## Given exercise
Scan the listing below and copy every line holding "title".

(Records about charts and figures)
□ □ □ □ □ □ □
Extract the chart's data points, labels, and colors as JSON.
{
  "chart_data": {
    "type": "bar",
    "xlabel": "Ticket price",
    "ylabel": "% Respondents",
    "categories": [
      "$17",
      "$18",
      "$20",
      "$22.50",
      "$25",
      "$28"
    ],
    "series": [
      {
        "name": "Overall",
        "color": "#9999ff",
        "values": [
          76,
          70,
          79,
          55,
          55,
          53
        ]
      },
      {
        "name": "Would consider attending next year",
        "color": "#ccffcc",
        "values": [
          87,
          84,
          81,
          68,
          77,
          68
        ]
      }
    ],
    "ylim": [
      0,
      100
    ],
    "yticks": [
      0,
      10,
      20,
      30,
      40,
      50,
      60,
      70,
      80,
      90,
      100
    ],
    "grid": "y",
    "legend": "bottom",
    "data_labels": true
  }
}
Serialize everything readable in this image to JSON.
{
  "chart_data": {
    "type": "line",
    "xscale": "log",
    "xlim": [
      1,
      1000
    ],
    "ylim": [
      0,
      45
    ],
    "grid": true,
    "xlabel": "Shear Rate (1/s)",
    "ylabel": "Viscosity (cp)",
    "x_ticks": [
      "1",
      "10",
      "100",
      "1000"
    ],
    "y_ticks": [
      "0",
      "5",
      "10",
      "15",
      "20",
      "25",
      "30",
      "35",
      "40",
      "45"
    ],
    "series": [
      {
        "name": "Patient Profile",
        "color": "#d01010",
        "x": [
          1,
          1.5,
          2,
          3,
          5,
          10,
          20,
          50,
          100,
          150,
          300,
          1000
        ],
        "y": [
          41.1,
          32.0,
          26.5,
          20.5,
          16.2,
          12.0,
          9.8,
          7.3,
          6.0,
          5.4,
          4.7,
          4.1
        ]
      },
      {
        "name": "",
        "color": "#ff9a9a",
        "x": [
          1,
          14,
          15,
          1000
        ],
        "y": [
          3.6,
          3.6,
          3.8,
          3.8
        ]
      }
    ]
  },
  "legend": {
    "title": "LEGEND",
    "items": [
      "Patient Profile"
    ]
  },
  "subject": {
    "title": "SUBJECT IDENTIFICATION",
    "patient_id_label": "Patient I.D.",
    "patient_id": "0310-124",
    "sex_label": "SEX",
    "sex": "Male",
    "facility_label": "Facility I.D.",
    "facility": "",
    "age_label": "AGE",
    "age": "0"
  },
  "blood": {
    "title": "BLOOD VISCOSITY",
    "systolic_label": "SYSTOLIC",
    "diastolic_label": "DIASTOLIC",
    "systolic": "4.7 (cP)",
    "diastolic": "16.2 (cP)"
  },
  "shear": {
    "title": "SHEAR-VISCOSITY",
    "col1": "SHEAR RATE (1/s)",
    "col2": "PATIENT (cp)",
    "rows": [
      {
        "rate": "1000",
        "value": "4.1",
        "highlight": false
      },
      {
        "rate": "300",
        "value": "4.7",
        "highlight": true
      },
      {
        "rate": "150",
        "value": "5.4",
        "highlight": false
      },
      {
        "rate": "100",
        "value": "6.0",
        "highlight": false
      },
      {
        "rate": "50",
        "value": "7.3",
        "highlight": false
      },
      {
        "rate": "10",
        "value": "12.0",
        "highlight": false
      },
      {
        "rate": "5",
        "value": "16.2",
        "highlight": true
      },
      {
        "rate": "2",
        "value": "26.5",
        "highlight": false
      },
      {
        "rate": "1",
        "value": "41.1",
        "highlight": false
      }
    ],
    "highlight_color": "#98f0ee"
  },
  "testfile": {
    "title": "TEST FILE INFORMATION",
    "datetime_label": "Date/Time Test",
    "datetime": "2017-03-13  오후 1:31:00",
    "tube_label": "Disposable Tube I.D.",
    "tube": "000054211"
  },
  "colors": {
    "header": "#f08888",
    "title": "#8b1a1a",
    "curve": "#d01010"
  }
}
□ □ □ □ □ □ □
## Result
    "title": "LEGEND",
    "title": "SUBJECT IDENTIFICATION",
    "title": "BLOOD VISCOSITY",
    "title": "SHEAR-VISCOSITY",
    "title": "TEST FILE INFORMATION",
    "title": "#8b1a1a",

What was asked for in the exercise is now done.